BEGIN Available data

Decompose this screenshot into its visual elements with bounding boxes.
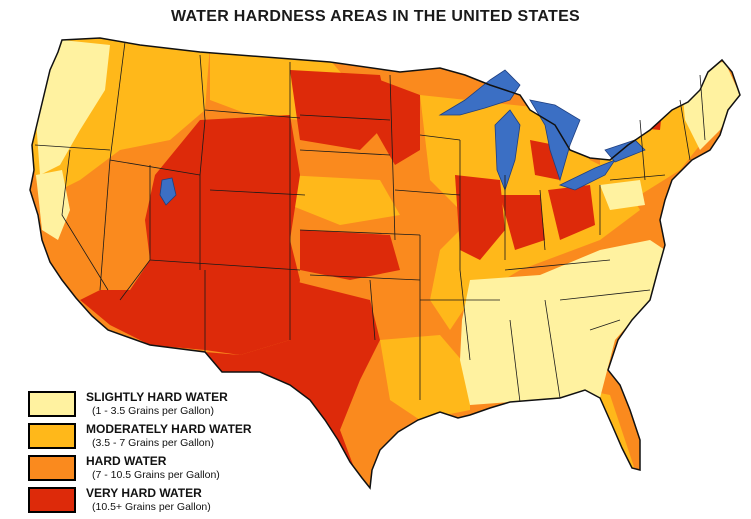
region-slight-ohio-valley bbox=[600, 180, 645, 210]
region-slight-southeast bbox=[460, 240, 665, 405]
legend-swatch-slightly-hard bbox=[28, 391, 76, 417]
region-slight-pacific-northwest bbox=[36, 40, 110, 175]
legend-range: (7 - 10.5 Grains per Gallon) bbox=[92, 469, 220, 481]
legend-label: SLIGHTLY HARD WATER bbox=[86, 390, 228, 404]
lake-erie bbox=[558, 159, 617, 191]
region-very-hard-indiana bbox=[500, 195, 545, 250]
legend-swatch-very-hard bbox=[28, 487, 76, 513]
legend-item-moderately-hard: MODERATELY HARD WATER (3.5 - 7 Grains pe… bbox=[28, 420, 288, 452]
legend-label: HARD WATER bbox=[86, 454, 167, 468]
legend-range: (1 - 3.5 Grains per Gallon) bbox=[92, 405, 214, 417]
lake-huron bbox=[529, 99, 581, 182]
lake-michigan bbox=[494, 109, 521, 192]
legend-item-very-hard: VERY HARD WATER (10.5+ Grains per Gallon… bbox=[28, 484, 288, 516]
lake-superior bbox=[438, 69, 521, 116]
region-very-hard-ny bbox=[640, 105, 662, 130]
region-very-hard-rockies bbox=[80, 115, 300, 355]
region-very-hard-kansas bbox=[300, 230, 400, 280]
legend-item-slightly-hard: SLIGHTLY HARD WATER (1 - 3.5 Grains per … bbox=[28, 388, 288, 420]
map-title: WATER HARDNESS AREAS IN THE UNITED STATE… bbox=[170, 8, 581, 25]
region-very-hard-ohio bbox=[548, 185, 595, 240]
legend-label: MODERATELY HARD WATER bbox=[86, 422, 252, 436]
legend-range: (10.5+ Grains per Gallon) bbox=[92, 501, 211, 513]
region-very-hard-texas bbox=[205, 280, 380, 470]
region-very-hard-midwest bbox=[455, 175, 505, 260]
legend-item-hard: HARD WATER (7 - 10.5 Grains per Gallon) bbox=[28, 452, 288, 484]
region-very-hard-dakotas bbox=[375, 80, 420, 165]
legend-swatch-moderately-hard bbox=[28, 423, 76, 449]
legend-range: (3.5 - 7 Grains per Gallon) bbox=[92, 437, 214, 449]
great-salt-lake bbox=[159, 177, 177, 206]
region-moderate-plains bbox=[285, 175, 400, 225]
region-very-hard-montana bbox=[290, 70, 390, 150]
legend-swatch-hard bbox=[28, 455, 76, 481]
legend: SLIGHTLY HARD WATER (1 - 3.5 Grains per … bbox=[28, 388, 288, 516]
region-slight-california bbox=[36, 170, 70, 240]
legend-label: VERY HARD WATER bbox=[86, 486, 202, 500]
state-borders bbox=[34, 41, 706, 403]
region-moderate-gulf bbox=[380, 335, 470, 420]
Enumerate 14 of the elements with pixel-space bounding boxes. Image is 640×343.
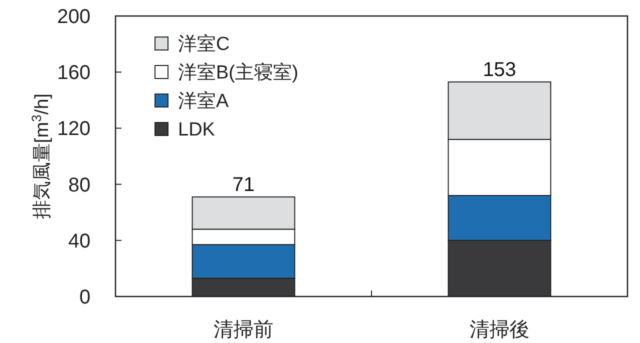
- y-tick-label: 40: [68, 230, 90, 252]
- legend-label: 洋室A: [178, 90, 229, 112]
- legend-label: 洋室C: [178, 33, 230, 55]
- y-tick-label: 120: [57, 118, 90, 140]
- y-tick-label: 160: [57, 62, 90, 84]
- legend-label: LDK: [178, 120, 216, 140]
- total-label: 153: [482, 58, 516, 81]
- total-label: 71: [232, 174, 255, 196]
- legend-label: 洋室B(主寝室): [178, 62, 298, 84]
- x-tick-label: 清掃後: [470, 319, 530, 341]
- x-tick-label: 清掃前: [214, 319, 274, 341]
- y-tick-label: 80: [68, 174, 90, 196]
- y-tick-label: 200: [57, 6, 90, 28]
- y-tick-label: 0: [79, 286, 90, 308]
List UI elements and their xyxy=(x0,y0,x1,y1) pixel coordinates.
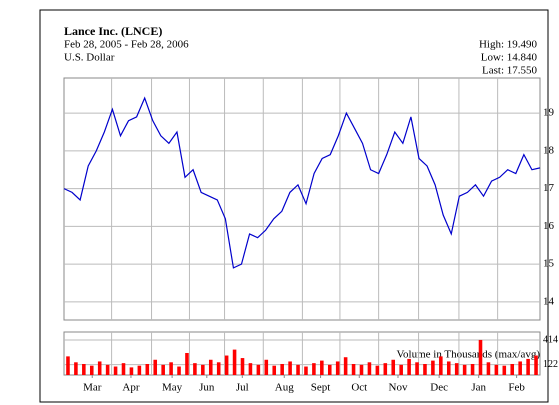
volume-bar xyxy=(454,363,459,375)
stat: Last: 17.550 xyxy=(482,65,537,77)
volume-bar xyxy=(534,355,538,375)
y-tick-label: 15 xyxy=(543,258,555,270)
y-tick-label: 122 xyxy=(543,359,558,370)
volume-bar xyxy=(105,364,110,375)
volume-bar xyxy=(224,355,229,375)
volume-bar xyxy=(351,363,356,375)
volume-bar xyxy=(89,365,94,375)
volume-bar xyxy=(486,362,491,375)
volume-bar xyxy=(201,364,205,375)
volume-bar xyxy=(97,361,102,375)
subtitle: Feb 28, 2005 - Feb 28, 2006 xyxy=(64,39,189,51)
volume-bar xyxy=(185,352,189,375)
y-tick-label: 414 xyxy=(543,334,558,345)
volume-bar xyxy=(66,356,70,375)
volume-bar xyxy=(82,363,86,375)
volume-bar xyxy=(121,363,126,375)
x-tick-label: Jun xyxy=(199,382,215,394)
volume-bar xyxy=(359,364,364,375)
volume-bar xyxy=(415,362,419,375)
volume-label: Volume in Thousands (max/avg) xyxy=(397,349,541,361)
x-tick-label: Aug xyxy=(275,382,294,394)
y-tick-label: 19 xyxy=(543,107,555,119)
volume-bar xyxy=(439,356,443,375)
stat: Low: 14.840 xyxy=(481,52,538,64)
volume-bar xyxy=(193,363,197,375)
frame xyxy=(39,9,549,403)
volume-bar xyxy=(391,359,396,375)
volume-bar xyxy=(113,366,118,375)
volume-bar xyxy=(161,364,165,375)
volume-bar xyxy=(216,362,221,375)
currency: U.S. Dollar xyxy=(64,52,115,64)
x-tick-label: Jul xyxy=(236,382,249,394)
volume-bar xyxy=(264,359,269,375)
volume-bar xyxy=(446,361,451,375)
x-tick-label: Apr xyxy=(122,382,139,394)
volume-bar xyxy=(375,365,380,375)
volume-bar xyxy=(169,362,173,375)
volume-bar xyxy=(431,360,435,375)
volume-bar xyxy=(312,363,316,375)
volume-bar xyxy=(502,365,507,375)
volume-bar xyxy=(153,359,158,375)
volume-bar xyxy=(137,365,142,375)
volume-bar xyxy=(518,361,522,375)
volume-bar xyxy=(177,366,181,375)
volume-bar xyxy=(256,364,261,375)
x-tick-label: Oct xyxy=(351,382,367,394)
volume-bar xyxy=(407,358,411,375)
volume-bar xyxy=(248,363,253,375)
volume-bar xyxy=(343,357,348,375)
volume-bar xyxy=(383,363,388,375)
volume-bar xyxy=(304,366,308,375)
y-tick-label: 18 xyxy=(543,144,555,156)
volume-bar xyxy=(462,364,467,375)
x-tick-label: Mar xyxy=(83,382,102,394)
volume-bar xyxy=(280,363,284,375)
volume-bar xyxy=(74,362,78,375)
price-line xyxy=(63,96,541,269)
volume-bar xyxy=(288,361,292,375)
volume-bar xyxy=(367,362,372,375)
volume-bar xyxy=(232,349,237,375)
stat: High: 19.490 xyxy=(479,39,538,51)
volume-bar xyxy=(145,363,150,375)
volume-bar xyxy=(327,364,332,375)
y-tick-label: 14 xyxy=(543,295,555,307)
volume-bar xyxy=(320,360,324,375)
volume-bar xyxy=(208,359,213,375)
x-tick-label: Sept xyxy=(311,382,331,394)
volume-bar xyxy=(240,358,245,375)
volume-bar xyxy=(423,363,427,375)
volume-bar xyxy=(335,361,340,375)
volume-bar xyxy=(494,364,499,375)
volume-bar xyxy=(526,358,530,375)
volume-bar xyxy=(399,364,403,375)
volume-bar xyxy=(478,339,483,375)
x-tick-label: Jan xyxy=(471,382,486,394)
y-tick-label: 16 xyxy=(543,220,555,232)
volume-bar xyxy=(470,363,475,375)
chart-title: Lance Inc. (LNCE) xyxy=(64,24,162,38)
volume-bar xyxy=(510,363,515,375)
volume-bar xyxy=(296,364,300,375)
x-tick-label: Nov xyxy=(389,382,408,394)
x-tick-label: Feb xyxy=(508,382,525,394)
volume-bar xyxy=(129,367,134,375)
x-tick-label: Dec xyxy=(430,382,448,394)
y-tick-label: 17 xyxy=(543,182,555,194)
volume-bar xyxy=(272,365,277,375)
x-tick-label: May xyxy=(162,382,183,394)
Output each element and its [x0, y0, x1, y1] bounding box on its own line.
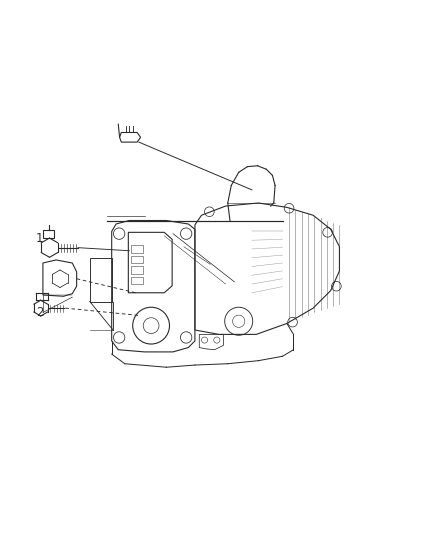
Bar	[131, 245, 143, 253]
Bar	[131, 266, 143, 274]
Bar	[131, 277, 143, 285]
Text: 1: 1	[35, 231, 43, 245]
Text: 2: 2	[35, 306, 43, 319]
Bar	[131, 255, 143, 263]
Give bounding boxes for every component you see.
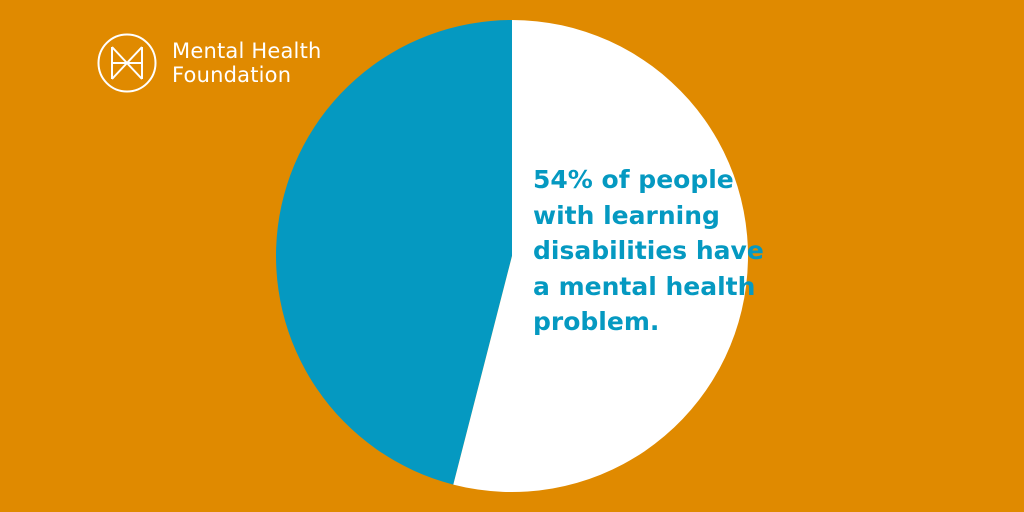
statement-line-3: disabilities have xyxy=(533,236,764,265)
brand-name: Mental Health Foundation xyxy=(172,39,322,87)
brand-name-line-1: Mental Health xyxy=(172,39,322,63)
statistic-statement: 54% of people with learning disabilities… xyxy=(533,162,764,340)
pie-slice-1 xyxy=(453,20,748,492)
pie-chart xyxy=(275,20,748,492)
brand-name-line-2: Foundation xyxy=(172,63,292,87)
statement-line-5: problem. xyxy=(533,307,660,336)
mental-health-foundation-logo-icon xyxy=(97,33,157,93)
statement-line-1: 54% of people xyxy=(533,165,734,194)
statement-line-2: with learning xyxy=(533,200,720,230)
pie-slice-0 xyxy=(275,20,512,485)
brand-lockup: Mental Health Foundation xyxy=(96,32,322,94)
statement-line-4: a mental health xyxy=(533,271,756,301)
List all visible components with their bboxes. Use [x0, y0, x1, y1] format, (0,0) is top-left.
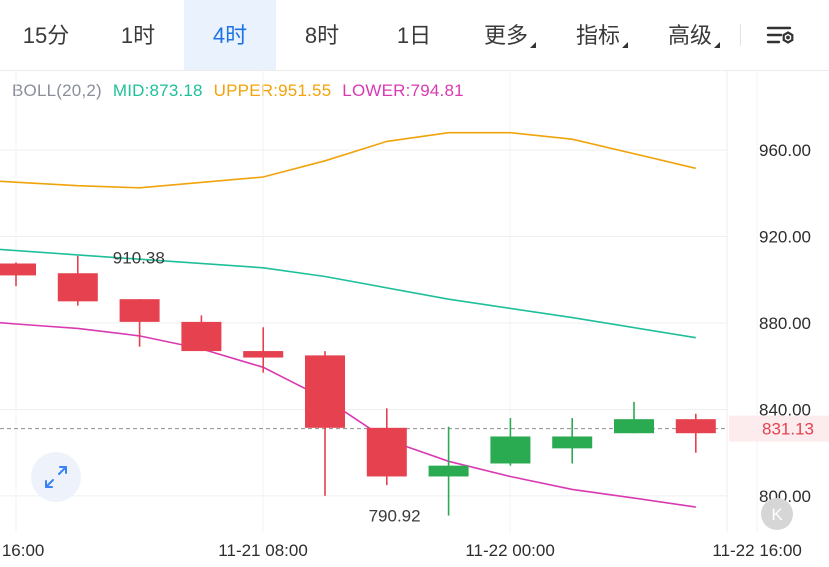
- candle-body: [490, 436, 531, 464]
- expand-icon: [45, 466, 67, 488]
- candle-body: [119, 299, 160, 322]
- current-price-label: 831.13: [762, 420, 814, 439]
- back-glyph: K: [771, 505, 783, 524]
- boll-indicator-legend: BOLL(20,2) MID:873.18 UPPER:951.55 LOWER…: [12, 81, 470, 101]
- chart-settings-button[interactable]: [760, 18, 800, 54]
- boll-name: BOLL(20,2): [12, 81, 102, 100]
- candle-body: [552, 436, 593, 449]
- x-tick-label: 11-21 08:00: [218, 541, 307, 560]
- jump-to-latest-button[interactable]: K: [761, 498, 793, 530]
- candle-body: [366, 427, 407, 477]
- tab-indicators[interactable]: 指标: [552, 0, 644, 70]
- y-tick-label: 880.00: [759, 314, 811, 333]
- tab-more[interactable]: 更多: [460, 0, 552, 70]
- y-tick-label: 960.00: [759, 141, 811, 160]
- tab-advanced[interactable]: 高级: [644, 0, 736, 70]
- boll-mid-line: [0, 248, 696, 339]
- candle-body: [243, 351, 284, 358]
- boll-lower-line: [0, 321, 696, 508]
- boll-mid-value: MID:873.18: [112, 81, 203, 100]
- boll-lower-value: LOWER:794.81: [342, 81, 464, 100]
- candle-body: [675, 419, 716, 434]
- tab-8h[interactable]: 8时: [276, 0, 368, 70]
- current-price-tag: [729, 415, 829, 442]
- dropdown-caret-icon: [622, 42, 628, 48]
- tab-1h-label: 1时: [120, 23, 156, 48]
- jump-to-latest-icon: K: [771, 505, 783, 524]
- tab-4h[interactable]: 4时: [184, 0, 276, 70]
- boll-upper-value: UPPER:951.55: [213, 81, 332, 100]
- candle-body: [614, 419, 654, 434]
- period-tabbar: 15分 1时 4时 8时 1日 更多 指标 高级: [0, 0, 829, 71]
- x-tick-label: 11-22 16:00: [712, 541, 801, 560]
- tab-divider: [740, 24, 741, 46]
- low-price-annotation: 790.92: [369, 507, 421, 526]
- chart-settings-icon: [766, 26, 794, 44]
- dropdown-caret-icon: [530, 42, 536, 48]
- x-tick-label: 11-22 00:00: [465, 541, 554, 560]
- high-price-annotation: 910.38: [113, 248, 165, 267]
- x-tick-label: 0 16:00: [0, 541, 44, 560]
- tab-4h-label: 4时: [212, 23, 248, 48]
- y-tick-label: 920.00: [759, 227, 811, 246]
- tab-1d-label: 1日: [396, 23, 432, 48]
- candle-body: [57, 273, 98, 302]
- boll-upper-line: [0, 131, 696, 189]
- tab-advanced-label: 高级: [667, 23, 712, 48]
- candle-body: [305, 355, 345, 428]
- tab-1h[interactable]: 1时: [92, 0, 184, 70]
- tab-15min[interactable]: 15分: [0, 0, 92, 70]
- tab-8h-label: 8时: [304, 23, 340, 48]
- candle-body: [428, 465, 469, 477]
- candle-body: [0, 263, 36, 276]
- y-tick-label: 840.00: [759, 400, 811, 419]
- tab-more-label: 更多: [483, 23, 528, 48]
- candle-body: [181, 321, 222, 352]
- expand-chart-button[interactable]: [31, 452, 81, 502]
- dropdown-caret-icon: [714, 42, 720, 48]
- tab-indicators-label: 指标: [575, 23, 620, 48]
- tab-1d[interactable]: 1日: [368, 0, 460, 70]
- tab-15min-label: 15分: [22, 23, 70, 48]
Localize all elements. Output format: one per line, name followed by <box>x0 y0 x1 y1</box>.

END Available data

» Exercise objective
Can you convert the part of the entries that opens with the line containing "statement-line-3: disabilities have" and closes with the line containing "List all visible" into a Markdown table with the columns No. and Text, numbering each row and leaving out blank lines?

» Written solution
| No. | Text |
|---|---|
| 1 | statement-line-3: disabilities have xyxy=(533,236,764,265) |
| 2 | brand-name: Mental Health Foundation xyxy=(172,39,322,87) |
| 3 | brand-name-line-1: Mental Health xyxy=(172,39,322,63) |
| 4 | statistic-statement: 54% of people with learning disabilities… xyxy=(533,162,764,340) |
| 5 | pie-slice-1 xyxy=(453,20,748,492) |
| 6 | pie-chart xyxy=(275,20,748,492) |
| 7 | brand-name-line-2: Foundation xyxy=(172,63,292,87) |
| 8 | statement-line-5: problem. xyxy=(533,307,660,336) |
| 9 | mental-health-foundation-logo-icon xyxy=(97,33,157,93) |
| 10 | statement-line-1: 54% of people xyxy=(533,165,734,194) |
| 11 | statement-line-2: with learning xyxy=(533,200,720,230) |
| 12 | pie-slice-0 xyxy=(275,20,512,485) |
| 13 | brand-lockup: Mental Health Foundation xyxy=(96,32,322,94) |
| 14 | statement-line-4: a mental health xyxy=(533,271,756,301) |
| 15 | List all visible components with their bboxes. Use [x0, y0, x1, y1] format, (0,0) is top-left. |